**EXERCISE TASK:**
Read the entries below and pull out each line with the string "Head".

**LISTED ENTRIES:**
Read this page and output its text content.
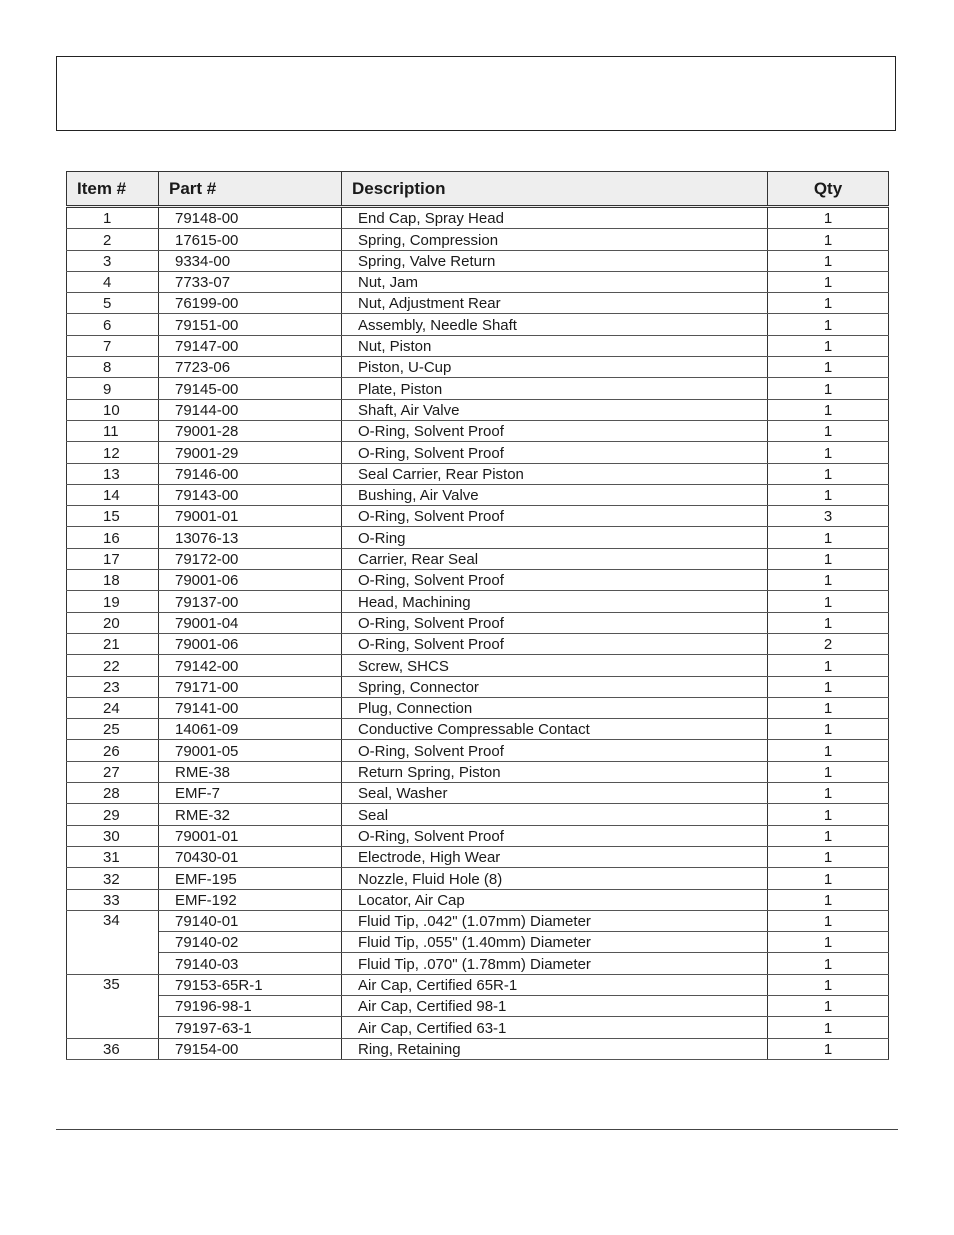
Item #	Part #	Description	Qty
1	79148-00	End Cap, Spray Head	1
2	17615-00	Spring, Compression	1
3	9334-00	Spring, Valve Return	1
4	7733-07	Nut, Jam	1
5	76199-00	Nut, Adjustment Rear	1
6	79151-00	Assembly, Needle Shaft	1
7	79147-00	Nut, Piston	1
8	7723-06	Piston, U-Cup	1
9	79145-00	Plate, Piston	1
10	79144-00	Shaft, Air Valve	1
11	79001-28	O-Ring, Solvent Proof	1
12	79001-29	O-Ring, Solvent Proof	1
13	79146-00	Seal Carrier, Rear Piston	1
14	79143-00	Bushing, Air Valve	1
15	79001-01	O-Ring, Solvent Proof	3
16	13076-13	O-Ring	1
17	79172-00	Carrier, Rear Seal	1
18	79001-06	O-Ring, Solvent Proof	1
19	79137-00	Head, Machining	1
20	79001-04	O-Ring, Solvent Proof	1
21	79001-06	O-Ring, Solvent Proof	2
22	79142-00	Screw, SHCS	1
23	79171-00	Spring, Connector	1
24	79141-00	Plug, Connection	1
25	14061-09	Conductive Compressable Contact	1
26	79001-05	O-Ring, Solvent Proof	1
27	RME-38	Return Spring, Piston	1
28	EMF-7	Seal, Washer	1
29	RME-32	Seal	1
30	79001-01	O-Ring, Solvent Proof	1
31	70430-01	Electrode, High Wear	1
32	EMF-195	Nozzle, Fluid Hole (8)	1
33	EMF-192	Locator, Air Cap	1

34	79140-01	Fluid Tip, .042" (1.07mm) Diameter	1
	79140-02	Fluid Tip, .055" (1.40mm) Diameter	1
	79140-03	Fluid Tip, .070" (1.78mm) Diameter	1

35	79153-65R-1	Air Cap, Certified 65R-1	1
	79196-98-1	Air Cap, Certified 98-1	1
	79197-63-1	Air Cap, Certified 63-1	1
36	79154-00	Ring, Retaining	1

**ANSWER TO THE PROBLEM:**
1	79148-00	End Cap, Spray Head	1
19	79137-00	Head, Machining	1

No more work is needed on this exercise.